-- Exercise --
Output the entries word for word. Omit images.

-- Extracted data --
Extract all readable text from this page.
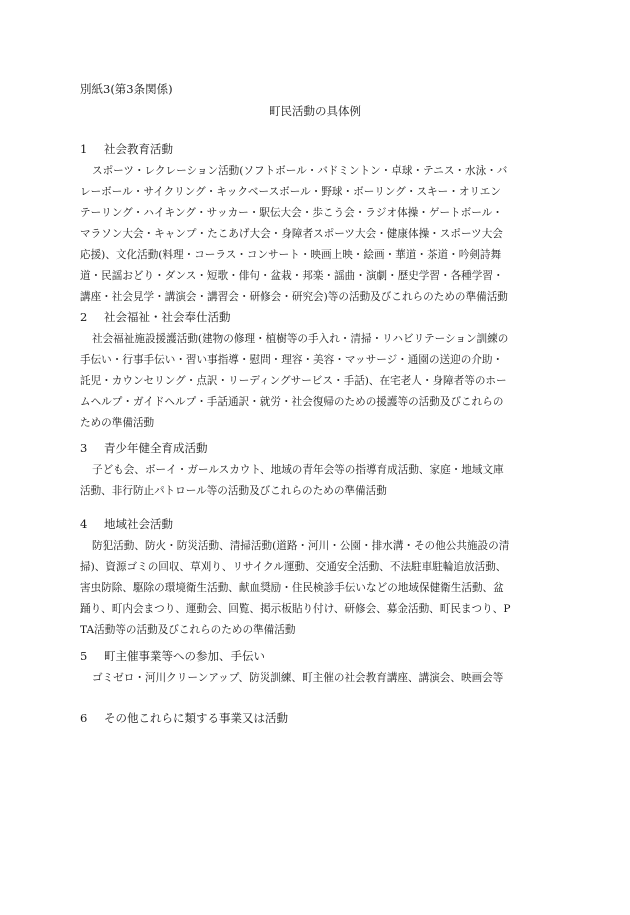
別紙3(第3条関係)
町民活動の具体例
1 社会教育活動
スポーツ・レクレーション活動(ソフトボール・バドミントン・卓球・テニス・水泳・バ
レーボール・サイクリング・キックベースボール・野球・ボーリング・スキー・オリエン
テーリング・ハイキング・サッカー・駅伝大会・歩こう会・ラジオ体操・ゲートボール・
マラソン大会・キャンプ・たこあげ大会・身障者スポーツ大会・健康体操・スポーツ大会
応援)、文化活動(料理・コーラス・コンサート・映画上映・絵画・華道・茶道・吟剣詩舞
道・民謡おどり・ダンス・短歌・俳句・盆栽・邦楽・謡曲・演劇・歴史学習・各種学習・
講座・社会見学・講演会・講習会・研修会・研究会)等の活動及びこれらのための準備活動
2 社会福祉・社会奉仕活動
社会福祉施設援護活動(建物の修理・植樹等の手入れ・清掃・リハビリテーション訓練の
手伝い・行事手伝い・習い事指導・慰問・理容・美容・マッサージ・通園の送迎の介助・
託児・カウンセリング・点訳・リーディングサービス・手話)、在宅老人・身障者等のホー
ムヘルプ・ガイドヘルプ・手話通訳・就労・社会復帰のための援護等の活動及びこれらの
ための準備活動
3 青少年健全育成活動
子ども会、ボーイ・ガールスカウト、地域の青年会等の指導育成活動、家庭・地域文庫
活動、非行防止パトロール等の活動及びこれらのための準備活動
4 地域社会活動
防犯活動、防火・防災活動、清掃活動(道路・河川・公園・排水溝・その他公共施設の清
掃)、資源ゴミの回収、草刈り、リサイクル運動、交通安全活動、不法駐車駐輪追放活動、
害虫防除、駆除の環境衛生活動、献血奨励・住民検診手伝いなどの地域保健衛生活動、盆
踊り、町内会まつり、運動会、回覧、掲示板貼り付け、研修会、募金活動、町民まつり、P
TA活動等の活動及びこれらのための準備活動
5 町主催事業等への参加、手伝い
ゴミゼロ・河川クリーンアップ、防災訓練、町主催の社会教育講座、講演会、映画会等
6 その他これらに類する事業又は活動
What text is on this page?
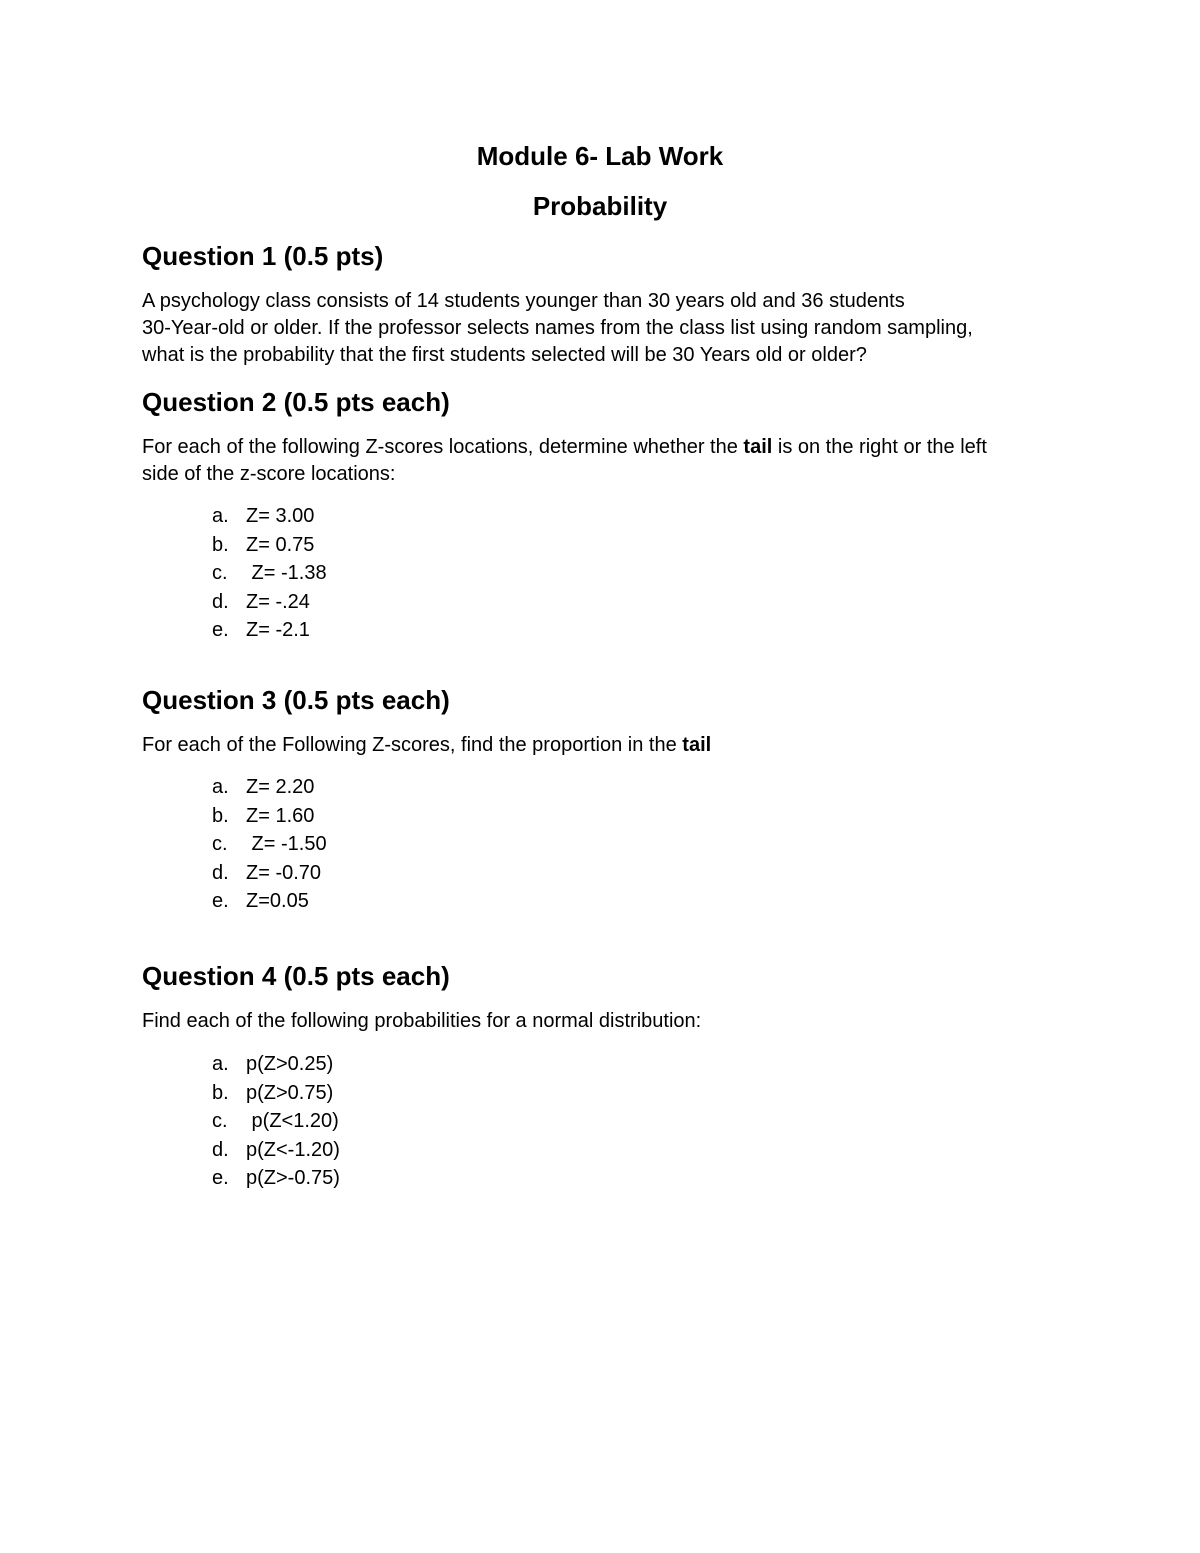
Module 6- Lab Work
Probability
Question 1 (0.5 pts)

A psychology class consists of 14 students younger than 30 years old and 36 students
30-Year-old or older. If the professor selects names from the class list using random sampling,
what is the probability that the first students selected will be 30 Years old or older?

Question 2 (0.5 pts each)

For each of the following Z-scores locations, determine whether the tail is on the right or the left
side of the z-score locations:

a. Z= 3.00
b. Z= 0.75
c. Z= -1.38
d. Z= -.24
e. Z= -2.1
Question 3 (0.5 pts each)

For each of the Following Z-scores, find the proportion in the tail

a. Z= 2.20
b. Z= 1.60
c. Z= -1.50
d. Z= -0.70
e. Z=0.05
Question 4 (0.5 pts each)

Find each of the following probabilities for a normal distribution:

a. p(Z>0.25)
b. p(Z>0.75)
c. p(Z<1.20)
d. p(Z<-1.20)
e. p(Z>-0.75)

-- Output --
Extract all readable text from this page.
別紙3(第3条関係)
町民活動の具体例
1 社会教育活動
スポーツ・レクレーション活動(ソフトボール・バドミントン・卓球・テニス・水泳・バ
レーボール・サイクリング・キックベースボール・野球・ボーリング・スキー・オリエン
テーリング・ハイキング・サッカー・駅伝大会・歩こう会・ラジオ体操・ゲートボール・
マラソン大会・キャンプ・たこあげ大会・身障者スポーツ大会・健康体操・スポーツ大会
応援)、文化活動(料理・コーラス・コンサート・映画上映・絵画・華道・茶道・吟剣詩舞
道・民謡おどり・ダンス・短歌・俳句・盆栽・邦楽・謡曲・演劇・歴史学習・各種学習・
講座・社会見学・講演会・講習会・研修会・研究会)等の活動及びこれらのための準備活動
2 社会福祉・社会奉仕活動
社会福祉施設援護活動(建物の修理・植樹等の手入れ・清掃・リハビリテーション訓練の
手伝い・行事手伝い・習い事指導・慰問・理容・美容・マッサージ・通園の送迎の介助・
託児・カウンセリング・点訳・リーディングサービス・手話)、在宅老人・身障者等のホー
ムヘルプ・ガイドヘルプ・手話通訳・就労・社会復帰のための援護等の活動及びこれらの
ための準備活動
3 青少年健全育成活動
子ども会、ボーイ・ガールスカウト、地域の青年会等の指導育成活動、家庭・地域文庫
活動、非行防止パトロール等の活動及びこれらのための準備活動
4 地域社会活動
防犯活動、防火・防災活動、清掃活動(道路・河川・公園・排水溝・その他公共施設の清
掃)、資源ゴミの回収、草刈り、リサイクル運動、交通安全活動、不法駐車駐輪追放活動、
害虫防除、駆除の環境衛生活動、献血奨励・住民検診手伝いなどの地域保健衛生活動、盆
踊り、町内会まつり、運動会、回覧、掲示板貼り付け、研修会、募金活動、町民まつり、P
TA活動等の活動及びこれらのための準備活動
5 町主催事業等への参加、手伝い
ゴミゼロ・河川クリーンアップ、防災訓練、町主催の社会教育講座、講演会、映画会等
6 その他これらに類する事業又は活動
What text is on this page?
Module 6- Lab Work
Probability
Question 1 (0.5 pts)

A psychology class consists of 14 students younger than 30 years old and 36 students
30-Year-old or older. If the professor selects names from the class list using random sampling,
what is the probability that the first students selected will be 30 Years old or older?

Question 2 (0.5 pts each)

For each of the following Z-scores locations, determine whether the tail is on the right or the left
side of the z-score locations:

a. Z= 3.00
b. Z= 0.75
c. Z= -1.38
d. Z= -.24
e. Z= -2.1
Question 3 (0.5 pts each)

For each of the Following Z-scores, find the proportion in the tail

a. Z= 2.20
b. Z= 1.60
c. Z= -1.50
d. Z= -0.70
e. Z=0.05
Question 4 (0.5 pts each)

Find each of the following probabilities for a normal distribution:

a. p(Z>0.25)
b. p(Z>0.75)
c. p(Z<1.20)
d. p(Z<-1.20)
e. p(Z>-0.75)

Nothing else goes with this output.